Material for this task =>
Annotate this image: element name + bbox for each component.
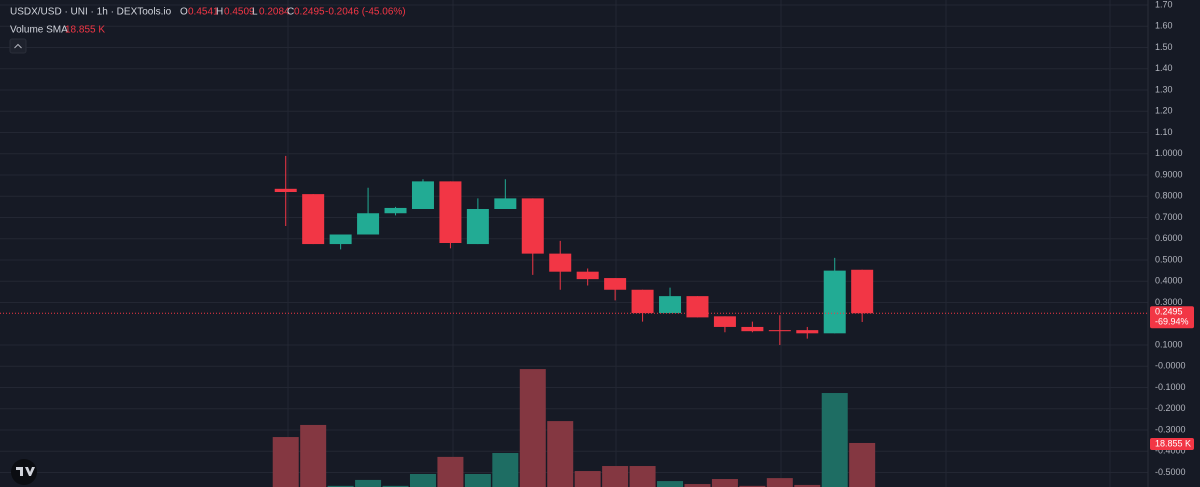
y-tick-label: 1.10 xyxy=(1155,127,1173,137)
candle-body xyxy=(384,207,407,214)
candle-body xyxy=(357,213,380,235)
last-price-label: 0.2495 xyxy=(1155,307,1183,317)
candle-body xyxy=(686,296,709,318)
y-tick-label: 1.20 xyxy=(1155,106,1173,116)
volume-bar xyxy=(711,479,738,487)
candle-body xyxy=(604,278,627,290)
ohlc-key: O xyxy=(180,7,188,18)
y-tick-label: 0.5000 xyxy=(1155,254,1183,264)
y-tick-label: 1.70 xyxy=(1155,0,1173,9)
candle-body xyxy=(549,253,572,272)
volume-bar xyxy=(574,471,601,487)
volume-bar xyxy=(327,485,354,487)
candle-body xyxy=(768,330,791,332)
volume-sma-name: Volume SMA xyxy=(10,25,68,36)
volume-bar xyxy=(821,393,848,487)
ohlc-value: 0.4541 xyxy=(188,7,219,18)
volume-bar xyxy=(657,481,684,487)
collapse-button[interactable] xyxy=(9,38,27,54)
last-change-label: -69.94% xyxy=(1155,317,1189,327)
volume-bar xyxy=(766,478,793,487)
volume-bar xyxy=(794,484,821,487)
volume-bar xyxy=(409,473,436,487)
y-tick-label: 1.0000 xyxy=(1155,148,1183,158)
y-tick-label: 0.9000 xyxy=(1155,169,1183,179)
candle-body xyxy=(494,198,517,209)
candle-body xyxy=(631,289,654,314)
volume-bar xyxy=(602,466,629,487)
y-tick-label: -0.4000 xyxy=(1155,446,1186,456)
y-tick-label: 1.30 xyxy=(1155,84,1173,94)
candle-body xyxy=(302,194,325,245)
volume-bar xyxy=(849,442,876,487)
y-tick-label: 1.60 xyxy=(1155,21,1173,31)
volume-bar xyxy=(629,466,656,487)
ohlc-value: 0.4509 xyxy=(224,7,255,18)
ohlc-key: L xyxy=(252,7,258,18)
y-tick-label: 0.4000 xyxy=(1155,276,1183,286)
volume-bar xyxy=(437,456,464,487)
candle-body xyxy=(741,326,764,332)
price-axis: 1.70 1.60 1.50 1.40 1.30 1.20 1.10 1.0000 0.9000… xyxy=(1150,0,1194,477)
y-tick-label: 0.3000 xyxy=(1155,297,1183,307)
candle-body xyxy=(796,330,819,334)
volume-bar xyxy=(519,369,546,487)
y-tick-label: 0.6000 xyxy=(1155,233,1183,243)
y-tick-label: -0.1000 xyxy=(1155,382,1186,392)
candle-body xyxy=(713,316,736,327)
volume-bar xyxy=(684,484,711,487)
candle-body xyxy=(439,181,462,244)
candle-body xyxy=(329,234,352,245)
y-tick-label: 0.7000 xyxy=(1155,212,1183,222)
volume-bar xyxy=(739,485,766,487)
legend-header: USDX/USD · UNI · 1h · DEXTools.io O 0.45… xyxy=(9,7,406,54)
volume-sma-axis-label: 18.855 K xyxy=(1155,438,1191,448)
volume-bar xyxy=(355,479,382,487)
y-tick-label: -0.5000 xyxy=(1155,467,1186,477)
y-tick-label: 1.40 xyxy=(1155,63,1173,73)
y-tick-label: 0.8000 xyxy=(1155,191,1183,201)
volume-bar xyxy=(272,437,299,487)
ohlc-key: C xyxy=(287,7,294,18)
candle-body xyxy=(466,208,489,245)
candle-body xyxy=(274,188,297,192)
candle-body xyxy=(521,198,544,254)
y-tick-label: -0.2000 xyxy=(1155,403,1186,413)
volume-sma-value: 18.855 K xyxy=(65,25,105,36)
last-price-tag xyxy=(1150,306,1194,329)
chevron-icon xyxy=(14,43,22,49)
volume-bar xyxy=(547,421,574,487)
plot xyxy=(0,4,1148,487)
volume-bar xyxy=(300,424,327,487)
volume-bar xyxy=(492,453,519,487)
volume-bar xyxy=(382,485,409,487)
tradingview-logo xyxy=(11,459,37,485)
candle-body xyxy=(576,271,599,280)
candle-body xyxy=(823,270,846,334)
ohlc-value: 0.2495 xyxy=(294,7,325,18)
y-tick-label: 0.1000 xyxy=(1155,339,1183,349)
volume-bar xyxy=(464,473,491,487)
ohlc-value: 0.2084 xyxy=(259,7,290,18)
symbol-title: USDX/USD · UNI · 1h · DEXTools.io xyxy=(10,7,172,18)
ohlc-key: H xyxy=(216,7,223,18)
candle-body xyxy=(411,181,434,209)
vertical-grid xyxy=(287,0,1111,487)
change: -0.2046 (-45.06%) xyxy=(325,7,406,18)
candle-body xyxy=(659,296,682,314)
y-tick-label: -0.0000 xyxy=(1155,361,1186,371)
volume-sma-tag xyxy=(1150,437,1194,450)
candle-body xyxy=(851,269,874,314)
y-tick-label: -0.3000 xyxy=(1155,424,1186,434)
y-tick-label: 1.50 xyxy=(1155,42,1173,52)
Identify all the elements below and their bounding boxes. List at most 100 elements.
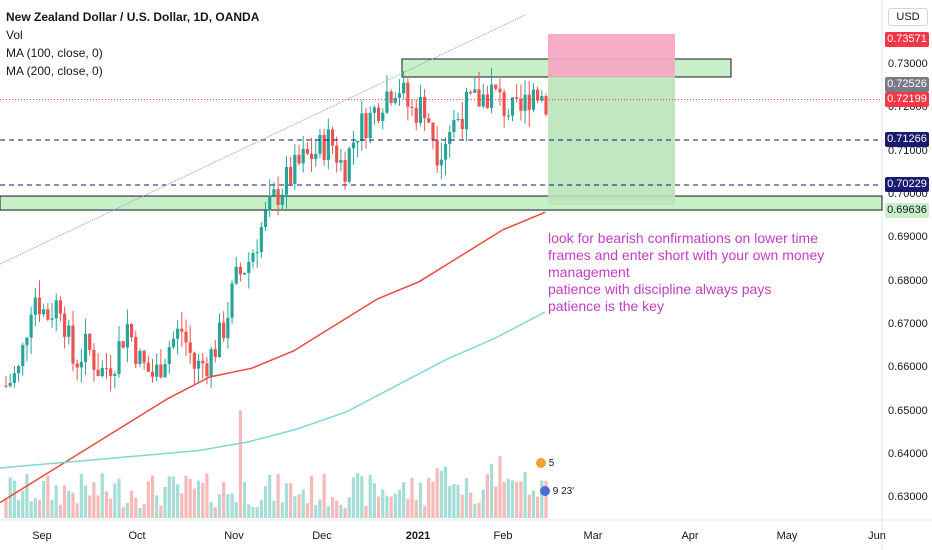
- currency-selector[interactable]: USD: [888, 8, 928, 26]
- volume-bar: [201, 482, 205, 518]
- volume-bar: [188, 478, 192, 518]
- volume-bar: [12, 480, 16, 518]
- candle-body: [523, 94, 527, 111]
- volume-bar: [268, 474, 272, 518]
- volume-bar: [410, 477, 414, 518]
- volume-bar: [196, 480, 201, 518]
- candle-body: [104, 367, 109, 369]
- volume-bar: [326, 506, 330, 518]
- volume-bar: [540, 480, 544, 518]
- annotation-text[interactable]: look for bearish confirmations on lower …: [548, 230, 848, 315]
- legend-volume[interactable]: Vol: [6, 28, 23, 42]
- candle-body: [196, 360, 201, 369]
- price-tick-label: 0.71000: [888, 144, 928, 157]
- candle-body: [25, 337, 29, 346]
- candle-body: [406, 82, 410, 107]
- time-tick-label: Jun: [868, 530, 886, 542]
- candle-body: [243, 272, 247, 275]
- support-zone: [0, 195, 883, 211]
- legend-ma200[interactable]: MA (200, close, 0): [6, 64, 103, 78]
- volume-bar: [498, 456, 502, 518]
- candle-body: [519, 98, 523, 111]
- volume-bar: [515, 481, 519, 518]
- volume-bar: [117, 478, 121, 518]
- candle-body: [167, 347, 171, 365]
- volume-bar: [439, 470, 443, 518]
- candle-body: [360, 113, 364, 141]
- candle-body: [121, 341, 125, 348]
- candle-body: [536, 89, 540, 101]
- volume-bar: [481, 489, 485, 518]
- candle-body: [180, 328, 184, 332]
- candle-body: [171, 338, 176, 348]
- volume-bar: [435, 468, 439, 518]
- volume-bar: [230, 493, 234, 518]
- time-tick-label: May: [776, 530, 798, 542]
- candle-body: [381, 112, 385, 121]
- volume-bar: [142, 504, 146, 518]
- volume-bar: [205, 473, 209, 518]
- candle-body: [418, 96, 423, 123]
- volume-bar: [96, 495, 100, 518]
- candle-body: [322, 134, 326, 160]
- volume-bar: [276, 474, 280, 518]
- candle-body: [163, 364, 167, 378]
- volume-bar: [134, 497, 138, 518]
- volume-bar: [29, 501, 33, 518]
- volume-bar: [536, 496, 540, 518]
- volume-bar: [368, 474, 372, 518]
- price-tag: 0.72526: [885, 77, 929, 93]
- candle-body: [427, 118, 431, 123]
- volume-bar: [485, 474, 489, 518]
- volume-bar: [92, 482, 96, 518]
- candle-body: [222, 322, 226, 339]
- candle-body: [92, 350, 96, 370]
- volume-bar: [406, 499, 410, 518]
- volume-bar: [309, 475, 314, 518]
- candle-body: [456, 119, 460, 121]
- candle-body: [129, 323, 134, 337]
- candle-body: [485, 94, 489, 109]
- candle-body: [217, 322, 222, 357]
- volume-bar: [494, 486, 498, 518]
- volume-bar: [360, 476, 364, 518]
- volume-bar: [113, 483, 117, 518]
- candle-body: [527, 94, 531, 110]
- volume-bar: [477, 502, 481, 518]
- candle-body: [37, 297, 42, 315]
- volume-bar: [464, 477, 469, 518]
- volume-bar: [100, 473, 104, 518]
- events-count: 5: [548, 458, 555, 469]
- symbol-title[interactable]: New Zealand Dollar / U.S. Dollar, 1D, OA…: [6, 10, 260, 24]
- candle-body: [506, 115, 510, 117]
- volume-bar: [423, 505, 427, 518]
- volume-bar: [37, 499, 42, 518]
- candle-body: [259, 227, 263, 252]
- candle-body: [58, 300, 63, 314]
- candle-body: [293, 154, 297, 184]
- volume-bar: [8, 477, 12, 518]
- volume-bar: [289, 483, 293, 518]
- candle-body: [339, 160, 343, 163]
- time-tick-label: Mar: [583, 530, 603, 542]
- volume-bar: [125, 502, 129, 518]
- candle-body: [460, 119, 464, 130]
- events-badge[interactable]: 5: [536, 458, 554, 469]
- candle-body: [393, 97, 397, 103]
- volume-bar: [129, 490, 134, 518]
- volume-bar: [25, 474, 29, 518]
- volume-bar: [109, 498, 113, 518]
- candle-body: [477, 89, 481, 107]
- candle-body: [238, 266, 243, 275]
- candle-body: [330, 129, 335, 146]
- candle-body: [326, 129, 330, 160]
- dividend-badge[interactable]: 9 23': [540, 486, 574, 497]
- volume-bar: [79, 474, 83, 518]
- candle-body: [305, 148, 309, 154]
- candle-body: [159, 364, 163, 378]
- legend-ma100[interactable]: MA (100, close, 0): [6, 46, 103, 60]
- volume-bar: [71, 492, 75, 518]
- price-tick-label: 0.73000: [888, 58, 928, 70]
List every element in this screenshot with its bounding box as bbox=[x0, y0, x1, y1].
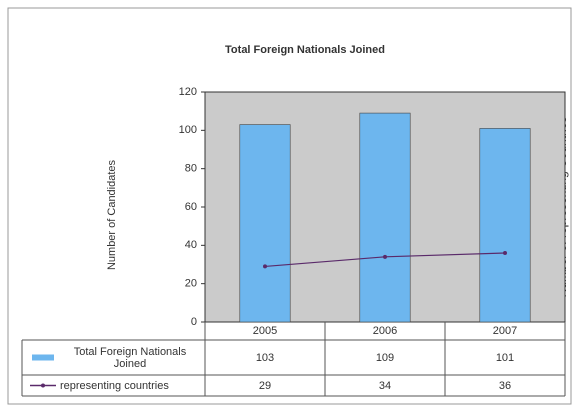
y-tick-label: 0 bbox=[191, 316, 197, 328]
y-tick-label: 60 bbox=[185, 201, 197, 213]
x-tick-label: 2005 bbox=[252, 325, 278, 337]
chart-title: Total Foreign Nationals Joined bbox=[225, 44, 385, 56]
y-tick-label: 120 bbox=[179, 86, 197, 98]
frame bbox=[7, 7, 572, 405]
y-axis-label: Number of Candidates bbox=[106, 159, 118, 270]
line-marker bbox=[383, 254, 387, 259]
table-value: 101 bbox=[495, 351, 515, 364]
bar bbox=[359, 112, 411, 323]
legend-label: representing countries bbox=[60, 379, 169, 392]
table-value: 29 bbox=[258, 379, 272, 392]
y-tick-label: 80 bbox=[185, 163, 197, 175]
y-tick-label: 100 bbox=[179, 124, 197, 136]
y-tick-label: 40 bbox=[185, 239, 197, 251]
bar bbox=[239, 124, 291, 323]
x-tick-label: 2007 bbox=[492, 325, 518, 337]
table-value: 103 bbox=[255, 351, 275, 364]
table-value: 36 bbox=[498, 379, 512, 392]
table-value: 34 bbox=[378, 379, 392, 392]
table-value: 109 bbox=[375, 351, 395, 364]
y-tick-label: 20 bbox=[185, 278, 197, 290]
legend-key bbox=[41, 383, 45, 388]
legend-key bbox=[32, 354, 54, 361]
line-marker bbox=[263, 264, 267, 269]
line-marker bbox=[503, 251, 507, 255]
x-tick-label: 2006 bbox=[372, 325, 398, 337]
bar bbox=[479, 128, 531, 323]
legend-label: Total Foreign Nationals Joined bbox=[73, 345, 187, 370]
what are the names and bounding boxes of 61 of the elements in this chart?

The request => Transcribe the data unchanged, beginning at the line that contains "y-tick-label: 0 bbox=[191, 316, 197, 328]" and stopping after the line that contains "y-axis-label: Number of".

Solution for this problem =>
y-tick-label: 0 bbox=[191, 316, 197, 328]
y-tick-label: 60 bbox=[185, 201, 197, 213]
x-tick-label: 2005 bbox=[252, 325, 278, 337]
chart-title: Total Foreign Nationals Joined bbox=[225, 44, 385, 56]
y-tick-label: 120 bbox=[179, 86, 197, 98]
frame bbox=[7, 7, 572, 405]
y-axis-label: Number of Candidates bbox=[106, 159, 118, 270]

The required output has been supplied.